Stored records:
>>>
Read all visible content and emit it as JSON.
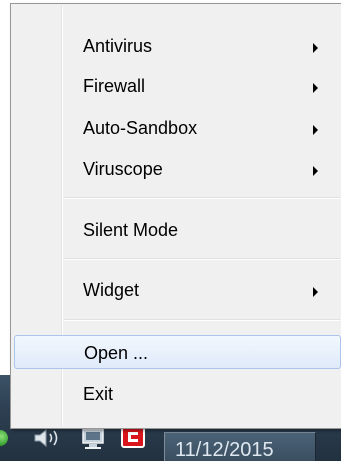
{
  "taskbar": {
    "clock_date": "11/12/2015",
    "tray_icons": [
      "volume-icon",
      "network-icon",
      "comodo-icon"
    ]
  },
  "context_menu": {
    "groups": [
      {
        "items": [
          {
            "label": "Antivirus",
            "has_submenu": true
          },
          {
            "label": "Firewall",
            "has_submenu": true
          },
          {
            "label": "Auto-Sandbox",
            "has_submenu": true
          },
          {
            "label": "Viruscope",
            "has_submenu": true
          }
        ]
      },
      {
        "items": [
          {
            "label": "Silent Mode",
            "has_submenu": false
          }
        ]
      },
      {
        "items": [
          {
            "label": "Widget",
            "has_submenu": true
          }
        ]
      },
      {
        "items": [
          {
            "label": "Open ...",
            "has_submenu": false,
            "highlighted": true
          },
          {
            "label": "Exit",
            "has_submenu": false
          }
        ]
      }
    ]
  },
  "colors": {
    "menu_background": "#f0f0f0",
    "highlight_border": "#a9c5ea",
    "taskbar": "#2c3e50",
    "comodo_red": "#d9161c"
  }
}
<<<
— EXERCISE DESCRIPTION —
The data above needs to be retyped exactly, with the images left out.

— PROBLEM SOLUTION —
Read all visible content and emit it as JSON.
{
  "taskbar": {
    "clock_date": "11/12/2015",
    "tray_icons": [
      "volume-icon",
      "network-icon",
      "comodo-icon"
    ]
  },
  "context_menu": {
    "groups": [
      {
        "items": [
          {
            "label": "Antivirus",
            "has_submenu": true
          },
          {
            "label": "Firewall",
            "has_submenu": true
          },
          {
            "label": "Auto-Sandbox",
            "has_submenu": true
          },
          {
            "label": "Viruscope",
            "has_submenu": true
          }
        ]
      },
      {
        "items": [
          {
            "label": "Silent Mode",
            "has_submenu": false
          }
        ]
      },
      {
        "items": [
          {
            "label": "Widget",
            "has_submenu": true
          }
        ]
      },
      {
        "items": [
          {
            "label": "Open ...",
            "has_submenu": false,
            "highlighted": true
          },
          {
            "label": "Exit",
            "has_submenu": false
          }
        ]
      }
    ]
  },
  "colors": {
    "menu_background": "#f0f0f0",
    "highlight_border": "#a9c5ea",
    "taskbar": "#2c3e50",
    "comodo_red": "#d9161c"
  }
}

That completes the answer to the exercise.